*INSTRUCTIONS FOR THE TASK:* Copy, in full, each line of the material that holds the word "panel".

------------------------------------------------------------

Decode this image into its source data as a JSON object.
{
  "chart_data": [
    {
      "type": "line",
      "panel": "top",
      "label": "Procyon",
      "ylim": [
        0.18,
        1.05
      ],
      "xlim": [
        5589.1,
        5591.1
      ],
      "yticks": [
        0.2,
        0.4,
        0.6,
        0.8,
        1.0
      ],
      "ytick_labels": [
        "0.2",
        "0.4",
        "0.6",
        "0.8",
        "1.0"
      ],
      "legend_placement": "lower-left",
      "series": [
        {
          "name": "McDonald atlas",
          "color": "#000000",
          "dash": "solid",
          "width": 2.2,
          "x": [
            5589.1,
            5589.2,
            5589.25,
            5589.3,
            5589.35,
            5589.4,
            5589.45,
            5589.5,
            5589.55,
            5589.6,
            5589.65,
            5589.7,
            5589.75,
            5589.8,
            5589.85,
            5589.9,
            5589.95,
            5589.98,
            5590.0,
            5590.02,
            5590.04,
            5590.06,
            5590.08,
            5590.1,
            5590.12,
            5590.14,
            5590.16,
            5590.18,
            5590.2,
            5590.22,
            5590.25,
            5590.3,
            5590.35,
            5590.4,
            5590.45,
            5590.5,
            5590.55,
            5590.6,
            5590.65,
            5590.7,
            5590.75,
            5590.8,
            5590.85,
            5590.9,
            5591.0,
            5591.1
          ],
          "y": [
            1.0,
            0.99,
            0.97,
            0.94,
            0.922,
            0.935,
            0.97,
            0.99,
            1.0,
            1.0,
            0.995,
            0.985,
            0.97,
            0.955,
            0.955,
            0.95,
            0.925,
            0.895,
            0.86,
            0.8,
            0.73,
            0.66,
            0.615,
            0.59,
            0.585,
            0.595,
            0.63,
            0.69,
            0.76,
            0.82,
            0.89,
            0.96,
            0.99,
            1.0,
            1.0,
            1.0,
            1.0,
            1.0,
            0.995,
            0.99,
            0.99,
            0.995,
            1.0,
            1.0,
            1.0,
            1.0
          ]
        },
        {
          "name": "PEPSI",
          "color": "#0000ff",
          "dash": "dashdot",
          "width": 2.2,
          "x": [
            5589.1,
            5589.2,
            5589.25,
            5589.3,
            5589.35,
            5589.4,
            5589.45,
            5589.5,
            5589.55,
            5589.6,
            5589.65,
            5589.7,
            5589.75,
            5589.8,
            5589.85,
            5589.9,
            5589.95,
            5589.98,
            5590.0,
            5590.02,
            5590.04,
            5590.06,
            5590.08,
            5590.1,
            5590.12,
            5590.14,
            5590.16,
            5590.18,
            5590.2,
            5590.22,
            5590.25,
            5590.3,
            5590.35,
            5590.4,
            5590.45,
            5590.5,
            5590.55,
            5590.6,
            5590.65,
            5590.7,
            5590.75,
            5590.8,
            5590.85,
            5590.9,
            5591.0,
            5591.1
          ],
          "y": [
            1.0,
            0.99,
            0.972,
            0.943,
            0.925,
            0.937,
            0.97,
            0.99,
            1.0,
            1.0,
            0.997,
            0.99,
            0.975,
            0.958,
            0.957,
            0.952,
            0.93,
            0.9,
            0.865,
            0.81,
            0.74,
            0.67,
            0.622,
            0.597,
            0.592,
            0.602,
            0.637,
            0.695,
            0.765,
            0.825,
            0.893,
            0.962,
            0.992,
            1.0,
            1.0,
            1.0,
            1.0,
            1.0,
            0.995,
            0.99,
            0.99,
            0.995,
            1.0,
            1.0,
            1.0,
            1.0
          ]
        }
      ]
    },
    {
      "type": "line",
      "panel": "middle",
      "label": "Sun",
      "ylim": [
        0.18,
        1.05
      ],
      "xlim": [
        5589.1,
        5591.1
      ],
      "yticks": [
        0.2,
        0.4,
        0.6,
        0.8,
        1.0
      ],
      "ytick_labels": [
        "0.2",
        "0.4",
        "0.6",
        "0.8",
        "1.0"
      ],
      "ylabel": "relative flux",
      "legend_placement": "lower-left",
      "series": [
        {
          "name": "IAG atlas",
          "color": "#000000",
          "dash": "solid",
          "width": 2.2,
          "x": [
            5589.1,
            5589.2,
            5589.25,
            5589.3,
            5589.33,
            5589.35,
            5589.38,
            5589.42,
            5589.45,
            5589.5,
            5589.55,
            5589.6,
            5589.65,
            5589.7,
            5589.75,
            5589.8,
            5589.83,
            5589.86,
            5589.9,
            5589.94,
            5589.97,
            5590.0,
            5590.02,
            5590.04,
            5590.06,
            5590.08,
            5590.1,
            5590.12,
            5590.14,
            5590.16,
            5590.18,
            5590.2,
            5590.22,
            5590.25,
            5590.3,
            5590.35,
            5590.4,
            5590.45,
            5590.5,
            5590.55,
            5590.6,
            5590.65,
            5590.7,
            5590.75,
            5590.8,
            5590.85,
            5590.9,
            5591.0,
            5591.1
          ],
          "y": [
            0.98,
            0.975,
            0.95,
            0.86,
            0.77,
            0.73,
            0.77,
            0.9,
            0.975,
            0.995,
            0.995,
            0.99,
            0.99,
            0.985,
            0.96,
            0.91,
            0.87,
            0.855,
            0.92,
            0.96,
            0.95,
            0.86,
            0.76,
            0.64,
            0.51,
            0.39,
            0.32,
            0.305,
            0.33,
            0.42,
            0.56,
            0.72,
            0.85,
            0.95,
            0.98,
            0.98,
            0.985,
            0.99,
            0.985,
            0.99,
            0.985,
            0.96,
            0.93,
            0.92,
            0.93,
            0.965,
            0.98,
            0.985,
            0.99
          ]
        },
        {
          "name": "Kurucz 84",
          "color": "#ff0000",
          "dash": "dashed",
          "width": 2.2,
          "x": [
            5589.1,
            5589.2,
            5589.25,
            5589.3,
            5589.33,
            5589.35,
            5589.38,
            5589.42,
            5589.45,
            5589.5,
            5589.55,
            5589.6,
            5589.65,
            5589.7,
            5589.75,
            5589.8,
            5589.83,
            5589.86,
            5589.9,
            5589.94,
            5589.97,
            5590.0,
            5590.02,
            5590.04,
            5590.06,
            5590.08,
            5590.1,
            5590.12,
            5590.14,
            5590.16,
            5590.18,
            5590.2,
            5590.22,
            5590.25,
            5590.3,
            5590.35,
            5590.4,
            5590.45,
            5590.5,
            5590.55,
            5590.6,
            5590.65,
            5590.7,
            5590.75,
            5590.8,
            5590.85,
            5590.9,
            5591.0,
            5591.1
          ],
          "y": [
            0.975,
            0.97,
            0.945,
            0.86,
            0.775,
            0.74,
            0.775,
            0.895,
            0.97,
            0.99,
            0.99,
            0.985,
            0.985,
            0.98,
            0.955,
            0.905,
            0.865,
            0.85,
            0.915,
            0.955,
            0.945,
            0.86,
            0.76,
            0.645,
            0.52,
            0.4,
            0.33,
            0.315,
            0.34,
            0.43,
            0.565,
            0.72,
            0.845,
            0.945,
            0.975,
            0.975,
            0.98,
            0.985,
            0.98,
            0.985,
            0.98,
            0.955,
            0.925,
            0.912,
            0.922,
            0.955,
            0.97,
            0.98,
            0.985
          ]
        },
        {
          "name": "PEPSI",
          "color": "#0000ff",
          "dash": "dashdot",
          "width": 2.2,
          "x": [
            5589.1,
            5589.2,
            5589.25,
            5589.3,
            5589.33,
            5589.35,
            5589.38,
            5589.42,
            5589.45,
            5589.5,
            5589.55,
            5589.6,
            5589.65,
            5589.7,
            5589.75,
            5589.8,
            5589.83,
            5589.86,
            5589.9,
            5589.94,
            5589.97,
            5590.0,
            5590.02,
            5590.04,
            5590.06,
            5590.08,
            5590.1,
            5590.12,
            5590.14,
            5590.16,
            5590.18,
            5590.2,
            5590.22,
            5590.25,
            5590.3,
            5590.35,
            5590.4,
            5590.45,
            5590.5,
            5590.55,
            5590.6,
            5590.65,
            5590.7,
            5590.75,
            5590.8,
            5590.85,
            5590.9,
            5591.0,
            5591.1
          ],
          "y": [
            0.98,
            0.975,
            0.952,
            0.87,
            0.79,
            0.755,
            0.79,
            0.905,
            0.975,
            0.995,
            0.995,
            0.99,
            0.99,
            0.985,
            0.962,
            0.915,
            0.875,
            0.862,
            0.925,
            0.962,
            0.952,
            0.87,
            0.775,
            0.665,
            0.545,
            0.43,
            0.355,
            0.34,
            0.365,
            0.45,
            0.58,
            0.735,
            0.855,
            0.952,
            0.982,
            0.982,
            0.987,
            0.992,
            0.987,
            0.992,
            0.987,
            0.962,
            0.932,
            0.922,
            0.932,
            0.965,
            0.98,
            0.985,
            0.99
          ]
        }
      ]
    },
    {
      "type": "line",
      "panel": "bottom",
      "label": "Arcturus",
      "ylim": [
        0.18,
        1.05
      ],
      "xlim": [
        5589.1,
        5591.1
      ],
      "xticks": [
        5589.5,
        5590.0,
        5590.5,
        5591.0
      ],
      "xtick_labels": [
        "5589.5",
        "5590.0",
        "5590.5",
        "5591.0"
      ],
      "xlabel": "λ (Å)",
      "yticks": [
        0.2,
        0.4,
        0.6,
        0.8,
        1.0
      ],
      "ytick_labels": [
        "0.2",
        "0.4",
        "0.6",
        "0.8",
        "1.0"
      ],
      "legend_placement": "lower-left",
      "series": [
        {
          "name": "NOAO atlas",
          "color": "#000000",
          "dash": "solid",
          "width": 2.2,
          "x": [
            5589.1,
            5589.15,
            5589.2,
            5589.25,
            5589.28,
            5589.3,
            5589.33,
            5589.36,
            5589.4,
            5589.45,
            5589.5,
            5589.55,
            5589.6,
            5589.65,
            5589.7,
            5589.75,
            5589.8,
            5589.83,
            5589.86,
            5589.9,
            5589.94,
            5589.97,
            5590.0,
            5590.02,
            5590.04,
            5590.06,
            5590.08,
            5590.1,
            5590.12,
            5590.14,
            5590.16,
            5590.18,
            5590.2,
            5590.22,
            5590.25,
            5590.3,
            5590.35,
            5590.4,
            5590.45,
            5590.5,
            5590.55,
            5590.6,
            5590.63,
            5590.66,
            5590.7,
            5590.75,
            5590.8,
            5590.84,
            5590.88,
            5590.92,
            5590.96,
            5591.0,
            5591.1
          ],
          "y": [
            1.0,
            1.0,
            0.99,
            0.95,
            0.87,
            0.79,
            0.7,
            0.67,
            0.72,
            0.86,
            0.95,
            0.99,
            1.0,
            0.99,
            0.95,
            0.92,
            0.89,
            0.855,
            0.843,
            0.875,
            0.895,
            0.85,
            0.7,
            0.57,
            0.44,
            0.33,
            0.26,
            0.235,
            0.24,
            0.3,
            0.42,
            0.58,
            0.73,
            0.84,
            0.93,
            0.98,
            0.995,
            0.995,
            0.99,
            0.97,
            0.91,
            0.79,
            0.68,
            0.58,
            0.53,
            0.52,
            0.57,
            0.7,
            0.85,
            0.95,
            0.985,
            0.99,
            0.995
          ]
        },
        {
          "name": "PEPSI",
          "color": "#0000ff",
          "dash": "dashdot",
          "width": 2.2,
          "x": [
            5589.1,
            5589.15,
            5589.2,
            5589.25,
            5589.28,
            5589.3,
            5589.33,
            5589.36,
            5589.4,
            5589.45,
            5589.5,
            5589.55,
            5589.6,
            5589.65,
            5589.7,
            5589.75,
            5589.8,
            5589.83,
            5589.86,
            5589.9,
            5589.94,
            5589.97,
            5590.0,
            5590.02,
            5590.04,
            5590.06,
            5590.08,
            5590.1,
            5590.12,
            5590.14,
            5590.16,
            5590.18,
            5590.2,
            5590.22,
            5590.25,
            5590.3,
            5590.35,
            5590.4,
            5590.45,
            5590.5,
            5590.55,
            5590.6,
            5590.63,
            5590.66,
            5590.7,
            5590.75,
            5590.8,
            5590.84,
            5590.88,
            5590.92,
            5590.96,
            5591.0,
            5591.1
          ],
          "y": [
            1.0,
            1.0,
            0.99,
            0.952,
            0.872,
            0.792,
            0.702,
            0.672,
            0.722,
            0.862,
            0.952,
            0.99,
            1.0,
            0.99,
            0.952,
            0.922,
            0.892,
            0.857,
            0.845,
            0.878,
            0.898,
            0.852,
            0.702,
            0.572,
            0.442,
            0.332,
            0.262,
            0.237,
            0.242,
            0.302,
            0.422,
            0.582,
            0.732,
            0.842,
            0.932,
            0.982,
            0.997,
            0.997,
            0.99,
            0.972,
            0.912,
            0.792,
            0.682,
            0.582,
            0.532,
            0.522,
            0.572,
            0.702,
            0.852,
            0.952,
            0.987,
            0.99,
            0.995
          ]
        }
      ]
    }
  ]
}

------------------------------------------------------------

*EXERCISE RESULT:*
      "panel": "top",
      "panel": "middle",
      "panel": "bottom",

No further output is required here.